--- Start RECORDS SHOWN ---

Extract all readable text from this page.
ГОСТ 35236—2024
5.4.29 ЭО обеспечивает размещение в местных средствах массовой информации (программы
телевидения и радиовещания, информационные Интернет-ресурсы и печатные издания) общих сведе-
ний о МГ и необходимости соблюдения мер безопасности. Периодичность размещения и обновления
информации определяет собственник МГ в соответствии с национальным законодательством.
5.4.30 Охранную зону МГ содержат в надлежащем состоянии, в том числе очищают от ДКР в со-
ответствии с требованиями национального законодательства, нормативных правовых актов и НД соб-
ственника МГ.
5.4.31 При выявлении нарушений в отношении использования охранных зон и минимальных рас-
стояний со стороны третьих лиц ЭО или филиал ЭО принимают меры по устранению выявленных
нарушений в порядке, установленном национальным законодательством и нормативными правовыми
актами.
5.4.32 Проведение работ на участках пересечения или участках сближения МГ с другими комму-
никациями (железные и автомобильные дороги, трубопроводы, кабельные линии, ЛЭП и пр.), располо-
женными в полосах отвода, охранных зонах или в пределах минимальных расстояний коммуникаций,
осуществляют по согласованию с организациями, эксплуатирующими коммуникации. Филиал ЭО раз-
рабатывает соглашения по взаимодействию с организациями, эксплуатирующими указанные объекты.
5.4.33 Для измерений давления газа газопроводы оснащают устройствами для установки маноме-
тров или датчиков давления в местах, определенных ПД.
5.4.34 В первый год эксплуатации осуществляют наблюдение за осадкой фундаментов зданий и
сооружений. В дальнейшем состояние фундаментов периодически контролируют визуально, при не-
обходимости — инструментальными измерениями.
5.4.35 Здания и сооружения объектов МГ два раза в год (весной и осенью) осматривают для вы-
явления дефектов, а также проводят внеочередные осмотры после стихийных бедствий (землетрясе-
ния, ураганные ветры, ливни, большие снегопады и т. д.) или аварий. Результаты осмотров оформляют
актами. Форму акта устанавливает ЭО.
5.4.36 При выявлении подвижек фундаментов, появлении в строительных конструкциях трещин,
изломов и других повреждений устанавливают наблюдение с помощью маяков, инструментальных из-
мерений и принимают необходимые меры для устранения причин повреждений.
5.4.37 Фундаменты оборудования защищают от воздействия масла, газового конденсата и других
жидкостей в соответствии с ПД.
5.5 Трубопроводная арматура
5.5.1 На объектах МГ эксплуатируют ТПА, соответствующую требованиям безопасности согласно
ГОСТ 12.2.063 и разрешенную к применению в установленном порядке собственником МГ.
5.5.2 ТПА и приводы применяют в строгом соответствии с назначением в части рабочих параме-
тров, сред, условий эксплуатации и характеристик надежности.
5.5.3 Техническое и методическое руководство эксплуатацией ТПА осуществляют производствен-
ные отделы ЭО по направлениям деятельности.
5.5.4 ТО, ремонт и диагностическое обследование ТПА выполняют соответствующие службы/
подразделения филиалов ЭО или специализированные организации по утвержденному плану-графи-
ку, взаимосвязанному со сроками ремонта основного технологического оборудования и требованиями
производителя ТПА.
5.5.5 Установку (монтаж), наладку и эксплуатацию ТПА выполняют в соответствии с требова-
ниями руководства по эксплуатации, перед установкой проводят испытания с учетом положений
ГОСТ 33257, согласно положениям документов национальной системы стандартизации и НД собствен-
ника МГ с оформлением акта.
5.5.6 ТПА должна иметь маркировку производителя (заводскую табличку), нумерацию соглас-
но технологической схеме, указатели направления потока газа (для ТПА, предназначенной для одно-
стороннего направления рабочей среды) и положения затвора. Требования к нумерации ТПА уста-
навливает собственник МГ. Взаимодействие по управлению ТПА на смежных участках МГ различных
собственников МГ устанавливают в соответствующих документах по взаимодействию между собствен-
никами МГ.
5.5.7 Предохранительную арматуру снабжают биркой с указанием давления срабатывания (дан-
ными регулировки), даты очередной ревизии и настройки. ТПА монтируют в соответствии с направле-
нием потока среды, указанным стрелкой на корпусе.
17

--- End RECORDS SHOWN ---

**WHAT THE EXERCISE ASKS:** Reproduce the complete set of lines precisely as supplied.

**COMPLETED EXERCISE:**
Extract all readable text from this page.
ГОСТ 35236—2024
5.4.29 ЭО обеспечивает размещение в местных средствах массовой информации (программы
телевидения и радиовещания, информационные Интернет-ресурсы и печатные издания) общих сведе-
ний о МГ и необходимости соблюдения мер безопасности. Периодичность размещения и обновления
информации определяет собственник МГ в соответствии с национальным законодательством.
5.4.30 Охранную зону МГ содержат в надлежащем состоянии, в том числе очищают от ДКР в со-
ответствии с требованиями национального законодательства, нормативных правовых актов и НД соб-
ственника МГ.
5.4.31 При выявлении нарушений в отношении использования охранных зон и минимальных рас-
стояний со стороны третьих лиц ЭО или филиал ЭО принимают меры по устранению выявленных
нарушений в порядке, установленном национальным законодательством и нормативными правовыми
актами.
5.4.32 Проведение работ на участках пересечения или участках сближения МГ с другими комму-
никациями (железные и автомобильные дороги, трубопроводы, кабельные линии, ЛЭП и пр.), располо-
женными в полосах отвода, охранных зонах или в пределах минимальных расстояний коммуникаций,
осуществляют по согласованию с организациями, эксплуатирующими коммуникации. Филиал ЭО раз-
рабатывает соглашения по взаимодействию с организациями, эксплуатирующими указанные объекты.
5.4.33 Для измерений давления газа газопроводы оснащают устройствами для установки маноме-
тров или датчиков давления в местах, определенных ПД.
5.4.34 В первый год эксплуатации осуществляют наблюдение за осадкой фундаментов зданий и
сооружений. В дальнейшем состояние фундаментов периодически контролируют визуально, при не-
обходимости — инструментальными измерениями.
5.4.35 Здания и сооружения объектов МГ два раза в год (весной и осенью) осматривают для вы-
явления дефектов, а также проводят внеочередные осмотры после стихийных бедствий (землетрясе-
ния, ураганные ветры, ливни, большие снегопады и т. д.) или аварий. Результаты осмотров оформляют
актами. Форму акта устанавливает ЭО.
5.4.36 При выявлении подвижек фундаментов, появлении в строительных конструкциях трещин,
изломов и других повреждений устанавливают наблюдение с помощью маяков, инструментальных из-
мерений и принимают необходимые меры для устранения причин повреждений.
5.4.37 Фундаменты оборудования защищают от воздействия масла, газового конденсата и других
жидкостей в соответствии с ПД.
5.5 Трубопроводная арматура
5.5.1 На объектах МГ эксплуатируют ТПА, соответствующую требованиям безопасности согласно
ГОСТ 12.2.063 и разрешенную к применению в установленном порядке собственником МГ.
5.5.2 ТПА и приводы применяют в строгом соответствии с назначением в части рабочих параме-
тров, сред, условий эксплуатации и характеристик надежности.
5.5.3 Техническое и методическое руководство эксплуатацией ТПА осуществляют производствен-
ные отделы ЭО по направлениям деятельности.
5.5.4 ТО, ремонт и диагностическое обследование ТПА выполняют соответствующие службы/
подразделения филиалов ЭО или специализированные организации по утвержденному плану-графи-
ку, взаимосвязанному со сроками ремонта основного технологического оборудования и требованиями
производителя ТПА.
5.5.5 Установку (монтаж), наладку и эксплуатацию ТПА выполняют в соответствии с требова-
ниями руководства по эксплуатации, перед установкой проводят испытания с учетом положений
ГОСТ 33257, согласно положениям документов национальной системы стандартизации и НД собствен-
ника МГ с оформлением акта.
5.5.6 ТПА должна иметь маркировку производителя (заводскую табличку), нумерацию соглас-
но технологической схеме, указатели направления потока газа (для ТПА, предназначенной для одно-
стороннего направления рабочей среды) и положения затвора. Требования к нумерации ТПА уста-
навливает собственник МГ. Взаимодействие по управлению ТПА на смежных участках МГ различных
собственников МГ устанавливают в соответствующих документах по взаимодействию между собствен-
никами МГ.
5.5.7 Предохранительную арматуру снабжают биркой с указанием давления срабатывания (дан-
ными регулировки), даты очередной ревизии и настройки. ТПА монтируют в соответствии с направле-
нием потока среды, указанным стрелкой на корпусе.
17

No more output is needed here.